The exercise
Filter the entries that follow, copying every line in which the word "распространения" appears.

Items

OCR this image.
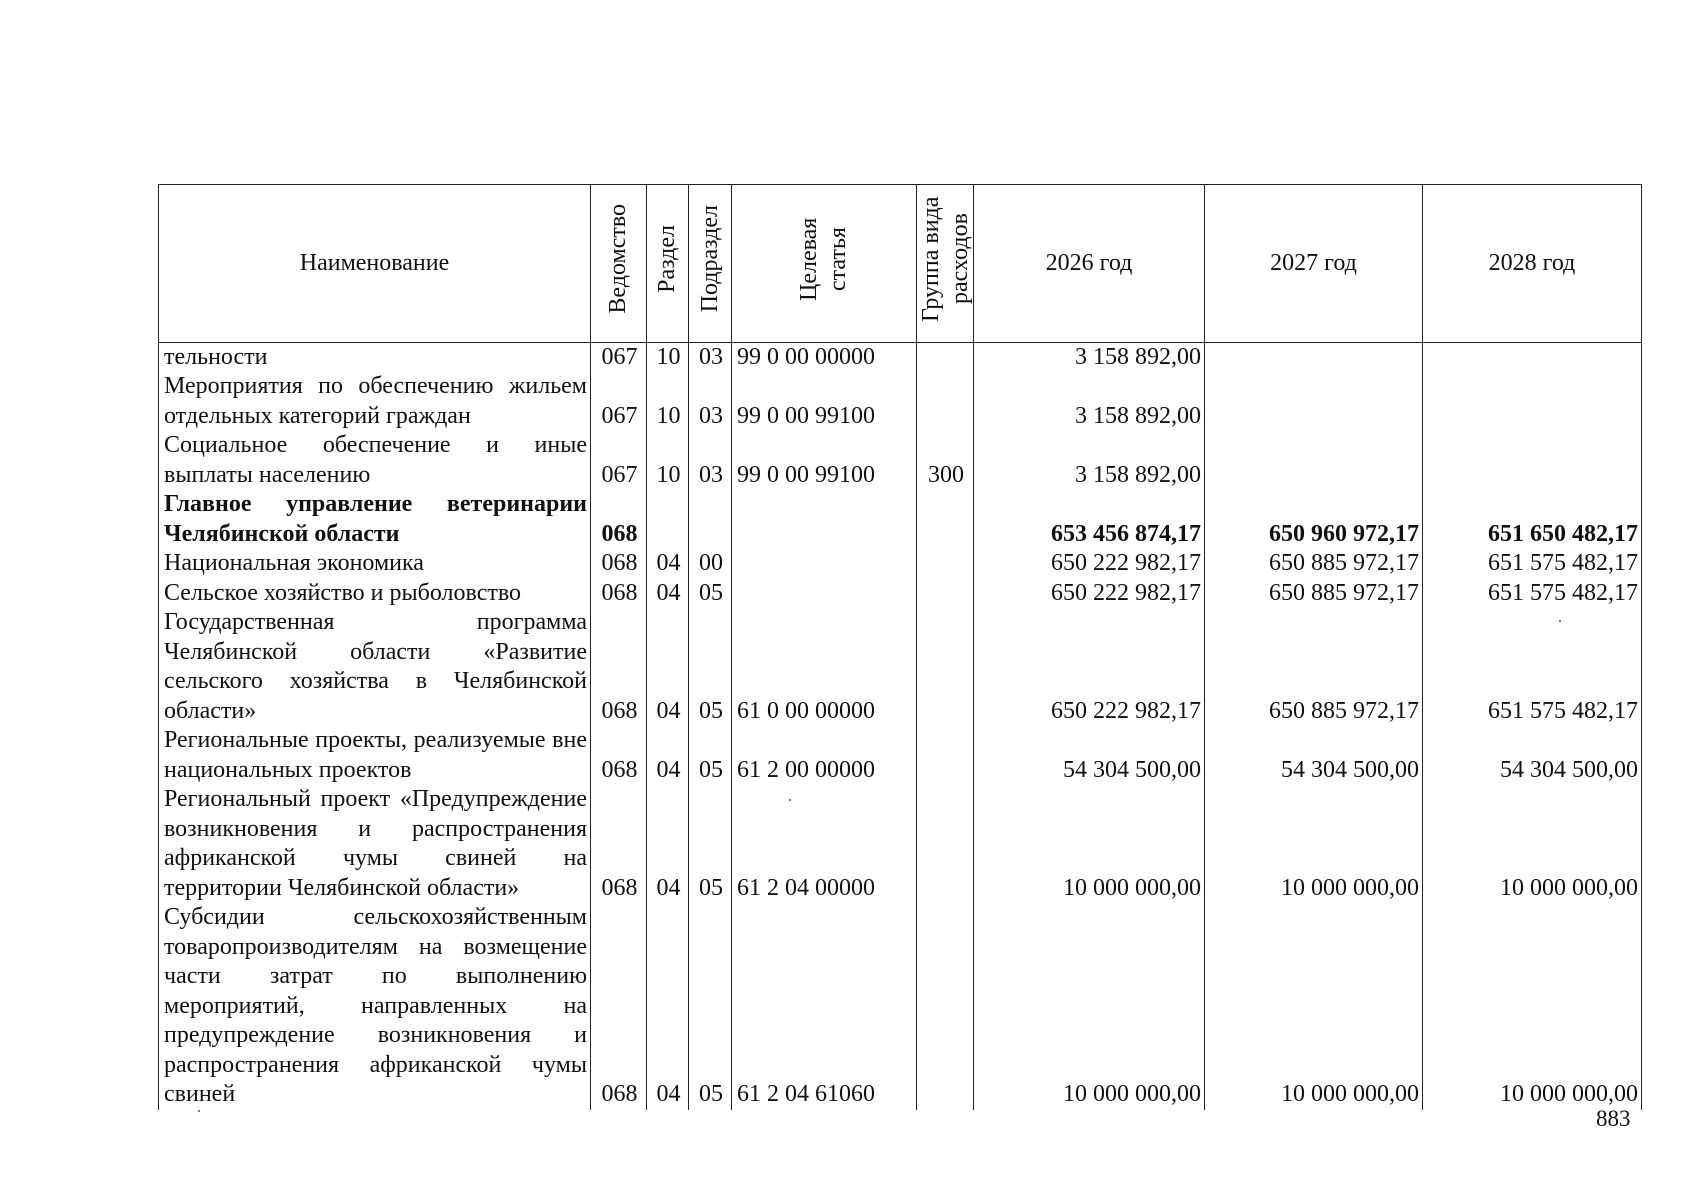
Наименование	Ведомство	Раздел	Подраздел	Целевая статья	Группа вида расходов	2026 год	2027 год	2028 год
тельности	067	10	03	99 0 00 00000		3 158 892,00		
Мероприятия по обеспечению жильем отдельных категорий граждан	067	10	03	99 0 00 99100		3 158 892,00		
Социальное обеспечение и иные выплаты населению	067	10	03	99 0 00 99100	300	3 158 892,00		
Главное управление ветеринарии Челябинской области	068					653 456 874,17	650 960 972,17	651 650 482,17
Национальная экономика	068	04	00			650 222 982,17	650 885 972,17	651 575 482,17
Сельское хозяйство и рыболовство	068	04	05			650 222 982,17	650 885 972,17	651 575 482,17
Государственная программа Челябинской области «Развитие сельского хозяйства в Челябинской области»	068	04	05	61 0 00 00000		650 222 982,17	650 885 972,17	651 575 482,17
Региональные проекты, реализуемые вне национальных проектов	068	04	05	61 2 00 00000		54 304 500,00	54 304 500,00	54 304 500,00
Региональный проект «Предупреждение возникновения и распространения африканской чумы свиней на территории Челябинской области»	068	04	05	61 2 04 00000		10 000 000,00	10 000 000,00	10 000 000,00
Субсидии сельскохозяйственным товаропроизводителям на возмещение части затрат по выполнению мероприятий, направленных на предупреждение возникновения и распространения африканской чумы свиней	068	04	05	61 2 04 61060		10 000 000,00	10 000 000,00	10 000 000,00
883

Task answer
Региональный проект «Предупреждение возникновения и распространения африканской чумы свиней на территории Челябинской области»	068	04	05	61 2 04 00000		10 000 000,00	10 000 000,00	10 000 000,00
Субсидии сельскохозяйственным товаропроизводителям на возмещение части затрат по выполнению мероприятий, направленных на предупреждение возникновения и распространения африканской чумы свиней	068	04	05	61 2 04 61060		10 000 000,00	10 000 000,00	10 000 000,00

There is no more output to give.